Stored entries:
----

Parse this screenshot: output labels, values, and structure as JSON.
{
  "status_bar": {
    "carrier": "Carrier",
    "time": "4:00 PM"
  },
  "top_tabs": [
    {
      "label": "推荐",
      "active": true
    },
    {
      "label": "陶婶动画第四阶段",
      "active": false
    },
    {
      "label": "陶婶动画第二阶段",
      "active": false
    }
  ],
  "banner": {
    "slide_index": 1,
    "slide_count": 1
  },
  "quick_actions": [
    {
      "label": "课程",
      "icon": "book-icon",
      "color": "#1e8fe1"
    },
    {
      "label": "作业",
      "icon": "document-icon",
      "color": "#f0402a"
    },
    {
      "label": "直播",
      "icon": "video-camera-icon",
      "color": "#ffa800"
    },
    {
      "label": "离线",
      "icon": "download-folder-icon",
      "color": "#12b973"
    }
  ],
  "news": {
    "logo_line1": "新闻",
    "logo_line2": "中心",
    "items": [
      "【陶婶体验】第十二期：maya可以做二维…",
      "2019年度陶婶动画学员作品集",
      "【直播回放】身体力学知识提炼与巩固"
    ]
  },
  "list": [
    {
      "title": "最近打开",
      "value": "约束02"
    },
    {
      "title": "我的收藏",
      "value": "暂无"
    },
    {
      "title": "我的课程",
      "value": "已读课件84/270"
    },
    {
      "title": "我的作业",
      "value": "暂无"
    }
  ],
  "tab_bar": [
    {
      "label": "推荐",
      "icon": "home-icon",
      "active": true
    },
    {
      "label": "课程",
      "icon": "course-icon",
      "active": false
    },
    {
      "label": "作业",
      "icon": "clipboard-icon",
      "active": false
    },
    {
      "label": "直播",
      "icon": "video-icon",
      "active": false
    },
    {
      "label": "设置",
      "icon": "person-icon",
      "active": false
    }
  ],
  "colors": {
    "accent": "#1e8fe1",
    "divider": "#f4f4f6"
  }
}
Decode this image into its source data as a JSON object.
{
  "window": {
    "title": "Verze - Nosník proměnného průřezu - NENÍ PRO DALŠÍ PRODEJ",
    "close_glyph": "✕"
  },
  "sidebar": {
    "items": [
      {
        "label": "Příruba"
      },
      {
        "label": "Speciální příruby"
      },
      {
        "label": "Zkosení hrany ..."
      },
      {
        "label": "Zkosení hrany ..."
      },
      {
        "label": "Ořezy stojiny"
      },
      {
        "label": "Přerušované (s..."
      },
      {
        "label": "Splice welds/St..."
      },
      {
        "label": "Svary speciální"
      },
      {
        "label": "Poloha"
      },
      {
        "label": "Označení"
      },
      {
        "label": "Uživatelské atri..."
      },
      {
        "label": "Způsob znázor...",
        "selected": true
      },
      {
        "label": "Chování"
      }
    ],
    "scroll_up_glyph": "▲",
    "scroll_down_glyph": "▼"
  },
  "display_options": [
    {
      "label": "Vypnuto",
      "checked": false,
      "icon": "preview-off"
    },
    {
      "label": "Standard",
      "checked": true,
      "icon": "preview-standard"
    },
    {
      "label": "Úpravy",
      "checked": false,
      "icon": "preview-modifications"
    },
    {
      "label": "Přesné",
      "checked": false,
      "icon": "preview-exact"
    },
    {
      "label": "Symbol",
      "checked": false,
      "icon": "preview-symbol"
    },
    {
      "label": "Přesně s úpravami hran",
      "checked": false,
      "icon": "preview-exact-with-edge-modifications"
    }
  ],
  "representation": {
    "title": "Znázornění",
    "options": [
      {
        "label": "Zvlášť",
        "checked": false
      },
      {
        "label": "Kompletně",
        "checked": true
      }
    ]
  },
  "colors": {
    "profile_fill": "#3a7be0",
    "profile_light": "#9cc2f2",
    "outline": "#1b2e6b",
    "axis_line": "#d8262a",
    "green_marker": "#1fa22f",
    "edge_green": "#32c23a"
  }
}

----

What to do: Extract all lines that hold the word "JSON".

Worked solution:
Parse this screenshot: output labels, values, and structure as JSON.
Decode this image into its source data as a JSON object.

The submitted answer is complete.